▶ [GIVEN REQUEST] An exact reproduction of the records is required, with all images left out.

————————

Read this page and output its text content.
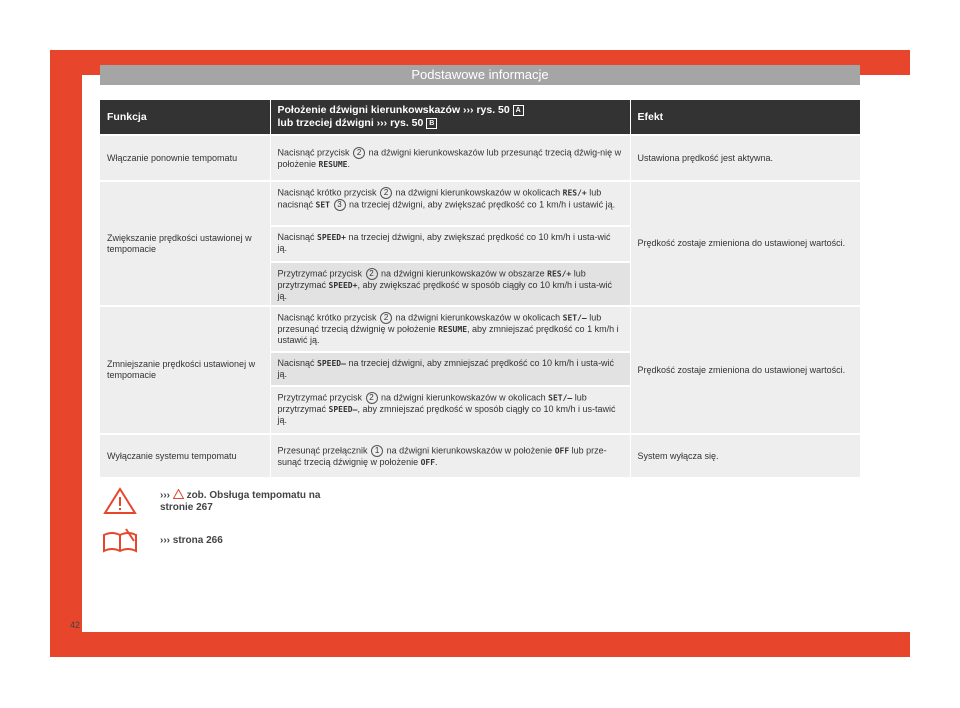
Podstawowe informacje
Funkcja	Położenie dźwigni kierunkowskazów ››› rys. 50 A
lub trzeciej dźwigni ››› rys. 50 B	Efekt
Włączanie ponownie tempomatu	Nacisnąć przycisk 2 na dźwigni kierunkowskazów lub przesunąć trzecią dźwig-nię w położenie RESUME.	Ustawiona prędkość jest aktywna.
Zwiększanie prędkości ustawionej w tempomacie	Nacisnąć krótko przycisk 2 na dźwigni kierunkowskazów w okolicach RES/+ lub nacisnąć SET 3 na trzeciej dźwigni, aby zwiększać prędkość co 1 km/h i ustawić ją.
Nacisnąć SPEED+ na trzeciej dźwigni, aby zwiększać prędkość co 10 km/h i usta-wić ją.
Przytrzymać przycisk 2 na dźwigni kierunkowskazów w obszarze RES/+ lub przytrzymać SPEED+, aby zwiększać prędkość w sposób ciągły co 10 km/h i usta-wić ją.	Prędkość zostaje zmieniona do ustawionej wartości.
Zmniejszanie prędkości ustawionej w tempomacie	Nacisnąć krótko przycisk 2 na dźwigni kierunkowskazów w okolicach SET/– lub przesunąć trzecią dźwignię w położenie RESUME, aby zmniejszać prędkość co 1 km/h i ustawić ją.
Nacisnąć SPEED– na trzeciej dźwigni, aby zmniejszać prędkość co 10 km/h i usta-wić ją.
Przytrzymać przycisk 2 na dźwigni kierunkowskazów w okolicach SET/– lub przytrzymać SPEED–, aby zmniejszać prędkość w sposób ciągły co 10 km/h i us-tawić ją.	Prędkość zostaje zmieniona do ustawionej wartości.
Wyłączanie systemu tempomatu	Przesunąć przełącznik 1 na dźwigni kierunkowskazów w położenie OFF lub prze-sunąć trzecią dźwignię w położenie OFF.	System wyłącza się.
››› zob. Obsługa tempomatu na stronie 267
››› strona 266
42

————————

▶ [RESPONSE FOR THIS EXERCISE]
Read this page and output its text content.
Podstawowe informacje
Funkcja	Położenie dźwigni kierunkowskazów ››› rys. 50 A
lub trzeciej dźwigni ››› rys. 50 B	Efekt
Włączanie ponownie tempomatu	Nacisnąć przycisk 2 na dźwigni kierunkowskazów lub przesunąć trzecią dźwig-nię w położenie RESUME.	Ustawiona prędkość jest aktywna.
Zwiększanie prędkości ustawionej w tempomacie	Nacisnąć krótko przycisk 2 na dźwigni kierunkowskazów w okolicach RES/+ lub nacisnąć SET 3 na trzeciej dźwigni, aby zwiększać prędkość co 1 km/h i ustawić ją.
Nacisnąć SPEED+ na trzeciej dźwigni, aby zwiększać prędkość co 10 km/h i usta-wić ją.
Przytrzymać przycisk 2 na dźwigni kierunkowskazów w obszarze RES/+ lub przytrzymać SPEED+, aby zwiększać prędkość w sposób ciągły co 10 km/h i usta-wić ją.	Prędkość zostaje zmieniona do ustawionej wartości.
Zmniejszanie prędkości ustawionej w tempomacie	Nacisnąć krótko przycisk 2 na dźwigni kierunkowskazów w okolicach SET/– lub przesunąć trzecią dźwignię w położenie RESUME, aby zmniejszać prędkość co 1 km/h i ustawić ją.
Nacisnąć SPEED– na trzeciej dźwigni, aby zmniejszać prędkość co 10 km/h i usta-wić ją.
Przytrzymać przycisk 2 na dźwigni kierunkowskazów w okolicach SET/– lub przytrzymać SPEED–, aby zmniejszać prędkość w sposób ciągły co 10 km/h i us-tawić ją.	Prędkość zostaje zmieniona do ustawionej wartości.
Wyłączanie systemu tempomatu	Przesunąć przełącznik 1 na dźwigni kierunkowskazów w położenie OFF lub prze-sunąć trzecią dźwignię w położenie OFF.	System wyłącza się.
››› zob. Obsługa tempomatu na stronie 267
››› strona 266
42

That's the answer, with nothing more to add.